**STATED EXERCISE**
Copy all of the material word for word, except for the pictures.

Figure record listings:

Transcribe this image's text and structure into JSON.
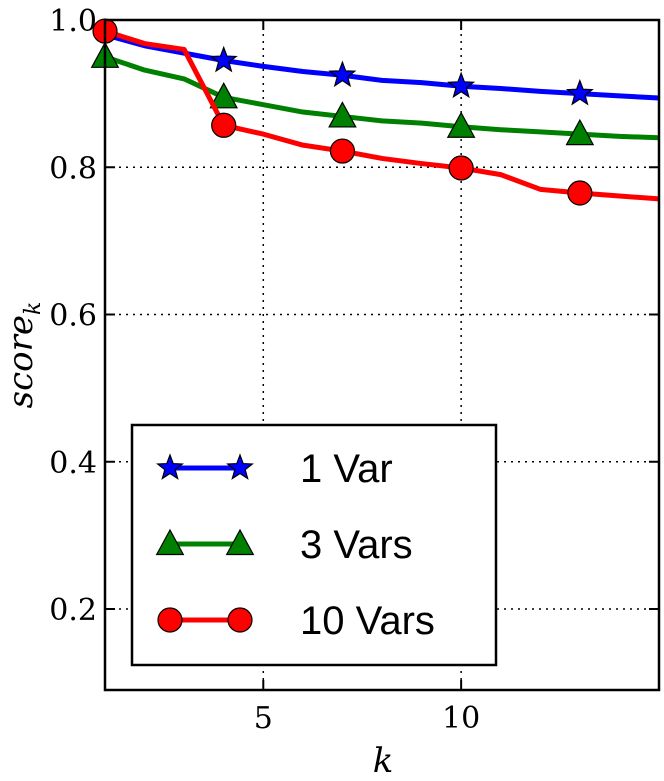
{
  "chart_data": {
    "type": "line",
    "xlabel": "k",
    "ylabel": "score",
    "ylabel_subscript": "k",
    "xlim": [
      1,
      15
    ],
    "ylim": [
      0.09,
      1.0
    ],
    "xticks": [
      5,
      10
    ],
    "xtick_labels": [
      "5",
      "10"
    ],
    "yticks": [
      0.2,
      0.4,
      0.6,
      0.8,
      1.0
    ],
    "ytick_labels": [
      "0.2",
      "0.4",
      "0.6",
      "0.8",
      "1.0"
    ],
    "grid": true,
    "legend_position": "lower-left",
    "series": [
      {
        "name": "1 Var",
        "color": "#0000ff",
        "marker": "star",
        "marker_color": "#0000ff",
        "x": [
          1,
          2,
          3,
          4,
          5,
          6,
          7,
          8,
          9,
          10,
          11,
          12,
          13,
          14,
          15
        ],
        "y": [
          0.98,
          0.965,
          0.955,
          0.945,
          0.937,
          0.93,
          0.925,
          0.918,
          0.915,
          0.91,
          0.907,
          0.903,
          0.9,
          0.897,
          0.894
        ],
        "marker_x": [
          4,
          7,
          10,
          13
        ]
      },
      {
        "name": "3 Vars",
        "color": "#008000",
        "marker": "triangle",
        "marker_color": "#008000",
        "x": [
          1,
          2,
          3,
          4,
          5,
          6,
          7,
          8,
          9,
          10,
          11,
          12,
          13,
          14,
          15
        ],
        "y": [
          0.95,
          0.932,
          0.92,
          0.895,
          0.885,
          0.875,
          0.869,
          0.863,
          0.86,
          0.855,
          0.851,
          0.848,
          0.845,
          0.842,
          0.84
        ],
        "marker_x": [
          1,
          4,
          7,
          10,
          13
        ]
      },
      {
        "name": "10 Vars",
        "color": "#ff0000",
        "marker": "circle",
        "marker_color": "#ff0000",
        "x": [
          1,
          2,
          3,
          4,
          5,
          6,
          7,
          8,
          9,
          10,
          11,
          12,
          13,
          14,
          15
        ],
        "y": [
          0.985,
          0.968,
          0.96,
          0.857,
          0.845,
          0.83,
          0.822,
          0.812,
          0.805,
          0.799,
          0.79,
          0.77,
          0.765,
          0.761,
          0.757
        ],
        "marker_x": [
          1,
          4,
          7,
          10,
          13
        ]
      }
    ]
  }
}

**SOLUTION BELOW**
Transcribe this image's text and structure into JSON.
{
  "chart_data": {
    "type": "line",
    "xlabel": "k",
    "ylabel": "score",
    "ylabel_subscript": "k",
    "xlim": [
      1,
      15
    ],
    "ylim": [
      0.09,
      1.0
    ],
    "xticks": [
      5,
      10
    ],
    "xtick_labels": [
      "5",
      "10"
    ],
    "yticks": [
      0.2,
      0.4,
      0.6,
      0.8,
      1.0
    ],
    "ytick_labels": [
      "0.2",
      "0.4",
      "0.6",
      "0.8",
      "1.0"
    ],
    "grid": true,
    "legend_position": "lower-left",
    "series": [
      {
        "name": "1 Var",
        "color": "#0000ff",
        "marker": "star",
        "marker_color": "#0000ff",
        "x": [
          1,
          2,
          3,
          4,
          5,
          6,
          7,
          8,
          9,
          10,
          11,
          12,
          13,
          14,
          15
        ],
        "y": [
          0.98,
          0.965,
          0.955,
          0.945,
          0.937,
          0.93,
          0.925,
          0.918,
          0.915,
          0.91,
          0.907,
          0.903,
          0.9,
          0.897,
          0.894
        ],
        "marker_x": [
          4,
          7,
          10,
          13
        ]
      },
      {
        "name": "3 Vars",
        "color": "#008000",
        "marker": "triangle",
        "marker_color": "#008000",
        "x": [
          1,
          2,
          3,
          4,
          5,
          6,
          7,
          8,
          9,
          10,
          11,
          12,
          13,
          14,
          15
        ],
        "y": [
          0.95,
          0.932,
          0.92,
          0.895,
          0.885,
          0.875,
          0.869,
          0.863,
          0.86,
          0.855,
          0.851,
          0.848,
          0.845,
          0.842,
          0.84
        ],
        "marker_x": [
          1,
          4,
          7,
          10,
          13
        ]
      },
      {
        "name": "10 Vars",
        "color": "#ff0000",
        "marker": "circle",
        "marker_color": "#ff0000",
        "x": [
          1,
          2,
          3,
          4,
          5,
          6,
          7,
          8,
          9,
          10,
          11,
          12,
          13,
          14,
          15
        ],
        "y": [
          0.985,
          0.968,
          0.96,
          0.857,
          0.845,
          0.83,
          0.822,
          0.812,
          0.805,
          0.799,
          0.79,
          0.77,
          0.765,
          0.761,
          0.757
        ],
        "marker_x": [
          1,
          4,
          7,
          10,
          13
        ]
      }
    ]
  }
}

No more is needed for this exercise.